(Items listed in a dataset)
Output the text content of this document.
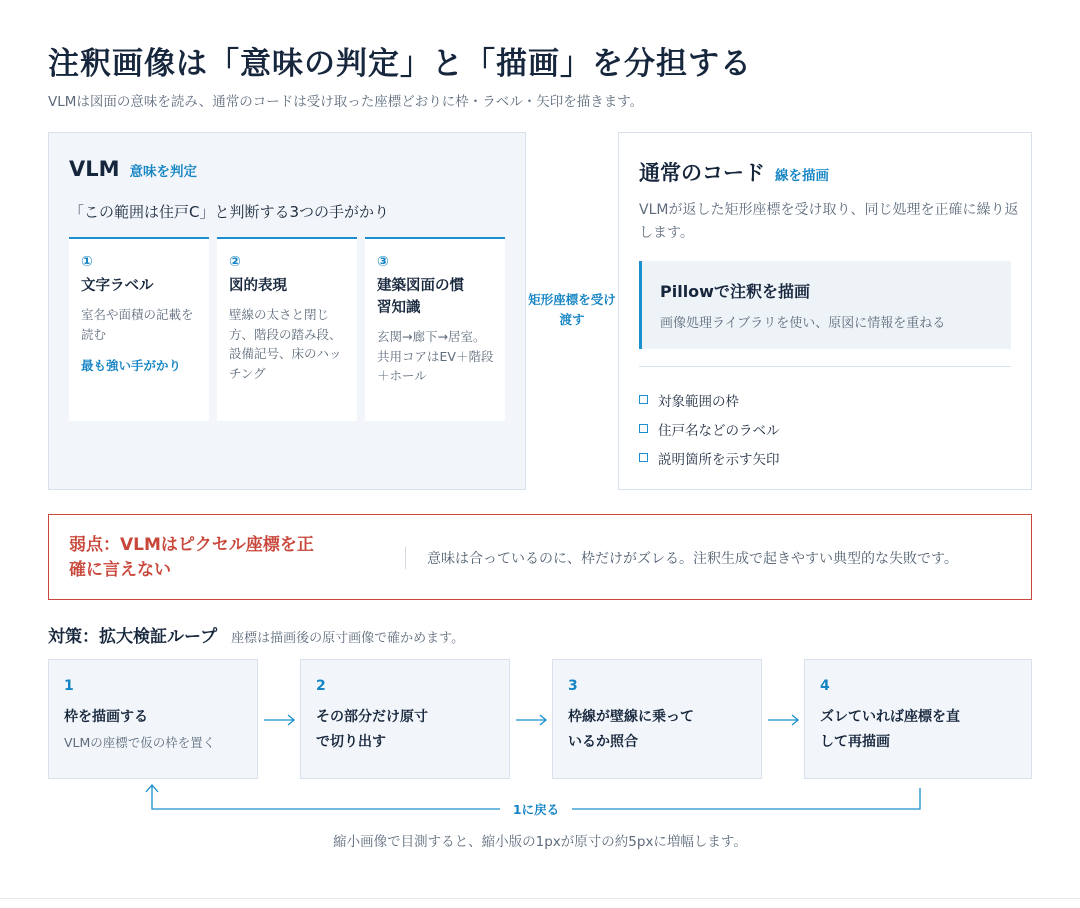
注釈画像は「意味の判定」と「描画」を分担する

VLMは図面の意味を読み、通常のコードは受け取った座標どおりに枠・ラベル・矢印を描きます。

VLM 意味を判定

「この範囲は住戸C」と判断する3つの手がかり

①
文字ラベル
室名や面積の記載を読む
最も強い手がかり
②
図的表現
壁線の太さと閉じ方、階段の踏み段、設備記号、床のハッチング
③
建築図面の慣習知識
玄関→廊下→居室。共用コアはEV＋階段＋ホール
矩形座標を受け渡す
通常のコード 線を描画

VLMが返した矩形座標を受け取り、同じ処理を正確に繰り返します。

Pillowで注釈を描画
画像処理ライブラリを使い、原図に情報を重ねる
対象範囲の枠
住戸名などのラベル
説明箇所を示す矢印
弱点：VLMはピクセル座標を正確に言えない
意味は合っているのに、枠だけがズレる。注釈生成で起きやすい典型的な失敗です。
対策：拡大検証ループ 座標は描画後の原寸画像で確かめます。
1
枠を描画する
VLMの座標で仮の枠を置く
2
その部分だけ原寸で切り出す
3
枠線が壁線に乗っているか照合
4
ズレていれば座標を直して再描画
1に戻る

縮小画像で目測すると、縮小版の1pxが原寸の約5pxに増幅します。
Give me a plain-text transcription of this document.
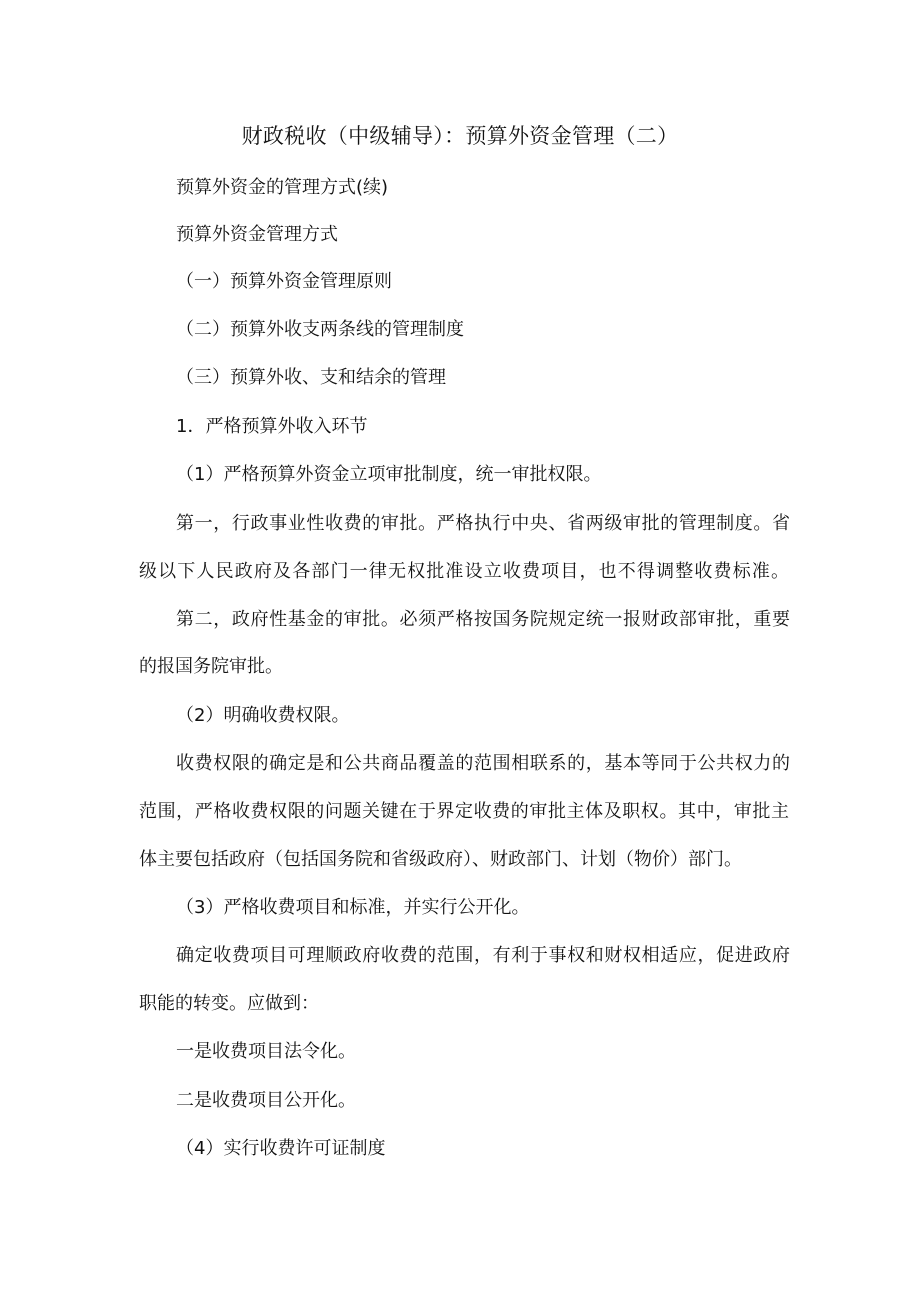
财政税收（中级辅导）：预算外资金管理（二）
预算外资金的管理方式(续)
预算外资金管理方式
（一）预算外资金管理原则
（二）预算外收支两条线的管理制度
（三）预算外收、支和结余的管理
1．严格预算外收入环节
（1）严格预算外资金立项审批制度，统一审批权限。
第一，行政事业性收费的审批。严格执行中央、省两级审批的管理制度。省
级以下人民政府及各部门一律无权批准设立收费项目，也不得调整收费标准。
第二，政府性基金的审批。必须严格按国务院规定统一报财政部审批，重要
的报国务院审批。
（2）明确收费权限。
收费权限的确定是和公共商品覆盖的范围相联系的，基本等同于公共权力的
范围，严格收费权限的问题关键在于界定收费的审批主体及职权。其中，审批主
体主要包括政府（包括国务院和省级政府）、财政部门、计划（物价）部门。
（3）严格收费项目和标准，并实行公开化。
确定收费项目可理顺政府收费的范围，有利于事权和财权相适应，促进政府
职能的转变。应做到：
一是收费项目法令化。
二是收费项目公开化。
（4）实行收费许可证制度
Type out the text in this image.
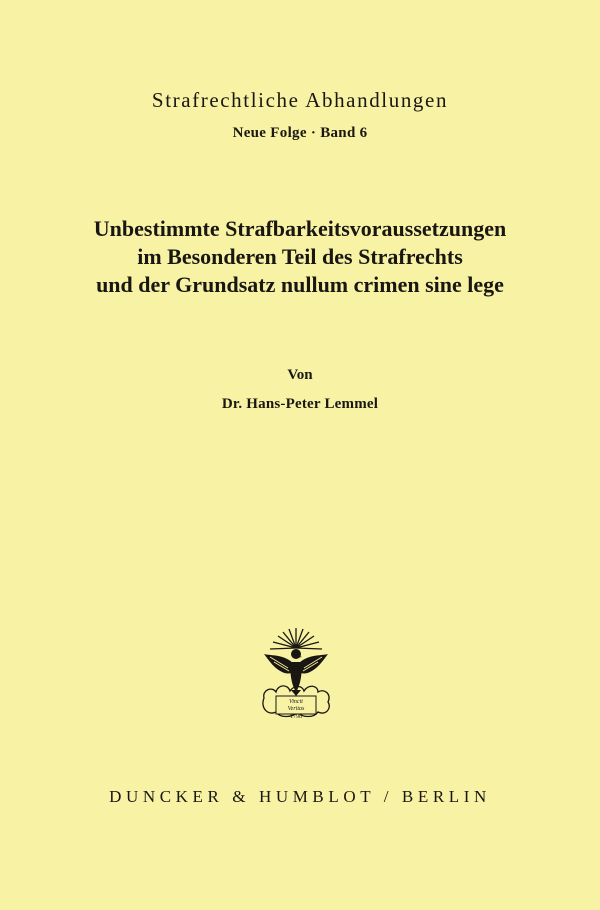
Strafrechtliche Abhandlungen
Neue Folge · Band 6
Unbestimmte Strafbarkeitsvoraussetzungen
im Besonderen Teil des Strafrechts
und der Grundsatz nullum crimen sine lege
Von
Dr. Hans-Peter Lemmel
Vincit
Veritas
1798
DUNCKER & HUMBLOT / BERLIN
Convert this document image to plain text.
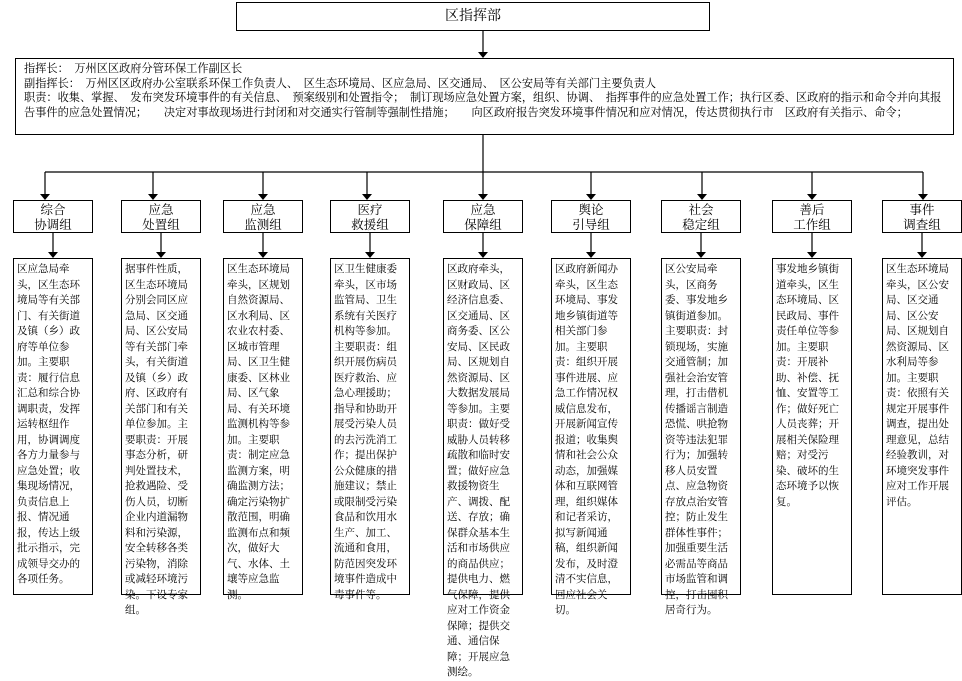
区指挥部
指挥长：　万州区区政府分管环保工作副区长
副指挥长：　万州区区政府办公室联系环保工作负责人、　区生态环境局、区应急局、区交通局、　区公安局等有关部门主要负责人
职责：收集、掌握、　发布突发环境事件的有关信息、　预案级别和处置指令；　制订现场应急处置方案，组织、协调、　指挥事件的应急处置工作；执行区委、区政府的指示和命令并向其报告事件的应急处置情况；　　决定对事故现场进行封闭和对交通实行管制等强制性措施；　　向区政府报告突发环境事件情况和应对情况，传达贯彻执行市　区政府有关指示、命令；
综合
协调组
区应急局牵头，区生态环境局等有关部门、有关街道及镇（乡）政府等单位参加。主要职责：履行信息汇总和综合协调职责，发挥运转枢纽作用，协调调度各方力量参与应急处置；收集现场情况，负责信息上报、情况通报，传达上级批示指示，完成领导交办的各项任务。
应急
处置组
据事件性质，区生态环境局分别会同区应急局、区交通局、区公安局等有关部门牵头，有关街道及镇（乡）政府、区政府有关部门和有关单位参加。主要职责：开展事态分析，研判处置技术，抢救遇险、受伤人员，切断企业内道漏物料和污染源，安全转移各类污染物，消除或减轻环境污染。下设专家组。
应急
监测组
区生态环境局牵头，区规划自然资源局、区水利局、区农业农村委、区城市管理局、区卫生健康委、区林业局、区气象局、有关环境监测机构等参加。主要职责：制定应急监测方案，明确监测方法；确定污染物扩散范围，明确监测布点和频次，做好大气、水体、土壤等应急监测。
医疗
救援组
区卫生健康委牵头，区市场监管局、卫生系统有关医疗机构等参加。主要职责：组织开展伤病员医疗救治、应急心理援助；指导和协助开展受污染人员的去污洗消工作；提出保护公众健康的措施建议；禁止或限制受污染食品和饮用水生产、加工、流通和食用，防范因突发环境事件造成中毒事件等。
应急
保障组
区政府牵头，区财政局、区经济信息委、区交通局、区商务委、区公安局、区民政局、区规划自然资源局、区大数据发展局等参加。主要职责：做好受威胁人员转移疏散和临时安置；做好应急救援物资生产、调拨、配送、存放；确保群众基本生活和市场供应的商品供应；提供电力、燃气保障，提供应对工作资金保障；提供交通、通信保障；开展应急测绘。
舆论
引导组
区政府新闻办牵头，区生态环境局、事发地乡镇街道等相关部门参加。主要职责：组织开展事件进展、应急工作情况权威信息发布，开展新闻宣传报道；收集舆情和社会公众动态，加强媒体和互联网管理，组织媒体和记者采访，拟写新闻通稿，组织新闻发布，及时澄清不实信息，回应社会关切。
社会
稳定组
区公安局牵头，区商务委、事发地乡镇街道参加。主要职责：封锁现场，实施交通管制；加强社会治安管理，打击借机传播谣言制造恐慌、哄抢物资等违法犯罪行为；加强转移人员安置点、应急物资存放点治安管控；防止发生群体性事件；加强重要生活必需品等商品市场监管和调控，打击囤积居奇行为。
善后
工作组
事发地乡镇街道牵头，区生态环境局、区民政局、事件责任单位等参加。主要职责：开展补助、补偿、抚恤、安置等工作；做好死亡人员丧葬；开展相关保险理赔；对受污染、破坏的生态环境予以恢复。
事件
调查组
区生态环境局牵头，区公安局、区交通局、区公安局、区规划自然资源局、区水利局等参加。主要职责：依照有关规定开展事件调查，提出处理意见，总结经验教训，对环境突发事件应对工作开展评估。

THE EXERCISE:
Transcribe the listing in full. Omit the pictures and keep every line exact.

RESULT:
Output the text content of this document.
注釈画像は「意味の判定」と「描画」を分担する

VLMは図面の意味を読み、通常のコードは受け取った座標どおりに枠・ラベル・矢印を描きます。

VLM 意味を判定

「この範囲は住戸C」と判断する3つの手がかり

①
文字ラベル
室名や面積の記載を読む
最も強い手がかり
②
図的表現
壁線の太さと閉じ方、階段の踏み段、設備記号、床のハッチング
③
建築図面の慣習知識
玄関→廊下→居室。共用コアはEV＋階段＋ホール
矩形座標を受け渡す
通常のコード 線を描画

VLMが返した矩形座標を受け取り、同じ処理を正確に繰り返します。

Pillowで注釈を描画
画像処理ライブラリを使い、原図に情報を重ねる
対象範囲の枠
住戸名などのラベル
説明箇所を示す矢印
弱点：VLMはピクセル座標を正確に言えない
意味は合っているのに、枠だけがズレる。注釈生成で起きやすい典型的な失敗です。
対策：拡大検証ループ 座標は描画後の原寸画像で確かめます。
1
枠を描画する
VLMの座標で仮の枠を置く
2
その部分だけ原寸で切り出す
3
枠線が壁線に乗っているか照合
4
ズレていれば座標を直して再描画
1に戻る

縮小画像で目測すると、縮小版の1pxが原寸の約5pxに増幅します。
Give me a plain-text transcription of this document.
财政税收（中级辅导）：预算外资金管理（二）
预算外资金的管理方式(续)
预算外资金管理方式
（一）预算外资金管理原则
（二）预算外收支两条线的管理制度
（三）预算外收、支和结余的管理
1．严格预算外收入环节
（1）严格预算外资金立项审批制度，统一审批权限。
第一，行政事业性收费的审批。严格执行中央、省两级审批的管理制度。省
级以下人民政府及各部门一律无权批准设立收费项目，也不得调整收费标准。
第二，政府性基金的审批。必须严格按国务院规定统一报财政部审批，重要
的报国务院审批。
（2）明确收费权限。
收费权限的确定是和公共商品覆盖的范围相联系的，基本等同于公共权力的
范围，严格收费权限的问题关键在于界定收费的审批主体及职权。其中，审批主
体主要包括政府（包括国务院和省级政府）、财政部门、计划（物价）部门。
（3）严格收费项目和标准，并实行公开化。
确定收费项目可理顺政府收费的范围，有利于事权和财权相适应，促进政府
职能的转变。应做到：
一是收费项目法令化。
二是收费项目公开化。
（4）实行收费许可证制度
Type out the text in this image.
Strafrechtliche Abhandlungen
Neue Folge · Band 6
Unbestimmte Strafbarkeitsvoraussetzungen
im Besonderen Teil des Strafrechts
und der Grundsatz nullum crimen sine lege
Von
Dr. Hans-Peter Lemmel
Vincit
Veritas
1798
DUNCKER & HUMBLOT / BERLIN
Convert this document image to plain text.
区指挥部
指挥长：　万州区区政府分管环保工作副区长
副指挥长：　万州区区政府办公室联系环保工作负责人、　区生态环境局、区应急局、区交通局、　区公安局等有关部门主要负责人
职责：收集、掌握、　发布突发环境事件的有关信息、　预案级别和处置指令；　制订现场应急处置方案，组织、协调、　指挥事件的应急处置工作；执行区委、区政府的指示和命令并向其报告事件的应急处置情况；　　决定对事故现场进行封闭和对交通实行管制等强制性措施；　　向区政府报告突发环境事件情况和应对情况，传达贯彻执行市　区政府有关指示、命令；
综合
协调组
区应急局牵头，区生态环境局等有关部门、有关街道及镇（乡）政府等单位参加。主要职责：履行信息汇总和综合协调职责，发挥运转枢纽作用，协调调度各方力量参与应急处置；收集现场情况，负责信息上报、情况通报，传达上级批示指示，完成领导交办的各项任务。
应急
处置组
据事件性质，区生态环境局分别会同区应急局、区交通局、区公安局等有关部门牵头，有关街道及镇（乡）政府、区政府有关部门和有关单位参加。主要职责：开展事态分析，研判处置技术，抢救遇险、受伤人员，切断企业内道漏物料和污染源，安全转移各类污染物，消除或减轻环境污染。下设专家组。
应急
监测组
区生态环境局牵头，区规划自然资源局、区水利局、区农业农村委、区城市管理局、区卫生健康委、区林业局、区气象局、有关环境监测机构等参加。主要职责：制定应急监测方案，明确监测方法；确定污染物扩散范围，明确监测布点和频次，做好大气、水体、土壤等应急监测。
医疗
救援组
区卫生健康委牵头，区市场监管局、卫生系统有关医疗机构等参加。主要职责：组织开展伤病员医疗救治、应急心理援助；指导和协助开展受污染人员的去污洗消工作；提出保护公众健康的措施建议；禁止或限制受污染食品和饮用水生产、加工、流通和食用，防范因突发环境事件造成中毒事件等。
应急
保障组
区政府牵头，区财政局、区经济信息委、区交通局、区商务委、区公安局、区民政局、区规划自然资源局、区大数据发展局等参加。主要职责：做好受威胁人员转移疏散和临时安置；做好应急救援物资生产、调拨、配送、存放；确保群众基本生活和市场供应的商品供应；提供电力、燃气保障，提供应对工作资金保障；提供交通、通信保障；开展应急测绘。
舆论
引导组
区政府新闻办牵头，区生态环境局、事发地乡镇街道等相关部门参加。主要职责：组织开展事件进展、应急工作情况权威信息发布，开展新闻宣传报道；收集舆情和社会公众动态，加强媒体和互联网管理，组织媒体和记者采访，拟写新闻通稿，组织新闻发布，及时澄清不实信息，回应社会关切。
社会
稳定组
区公安局牵头，区商务委、事发地乡镇街道参加。主要职责：封锁现场，实施交通管制；加强社会治安管理，打击借机传播谣言制造恐慌、哄抢物资等违法犯罪行为；加强转移人员安置点、应急物资存放点治安管控；防止发生群体性事件；加强重要生活必需品等商品市场监管和调控，打击囤积居奇行为。
善后
工作组
事发地乡镇街道牵头，区生态环境局、区民政局、事件责任单位等参加。主要职责：开展补助、补偿、抚恤、安置等工作；做好死亡人员丧葬；开展相关保险理赔；对受污染、破坏的生态环境予以恢复。
事件
调查组
区生态环境局牵头，区公安局、区交通局、区公安局、区规划自然资源局、区水利局等参加。主要职责：依照有关规定开展事件调查，提出处理意见，总结经验教训，对环境突发事件应对工作开展评估。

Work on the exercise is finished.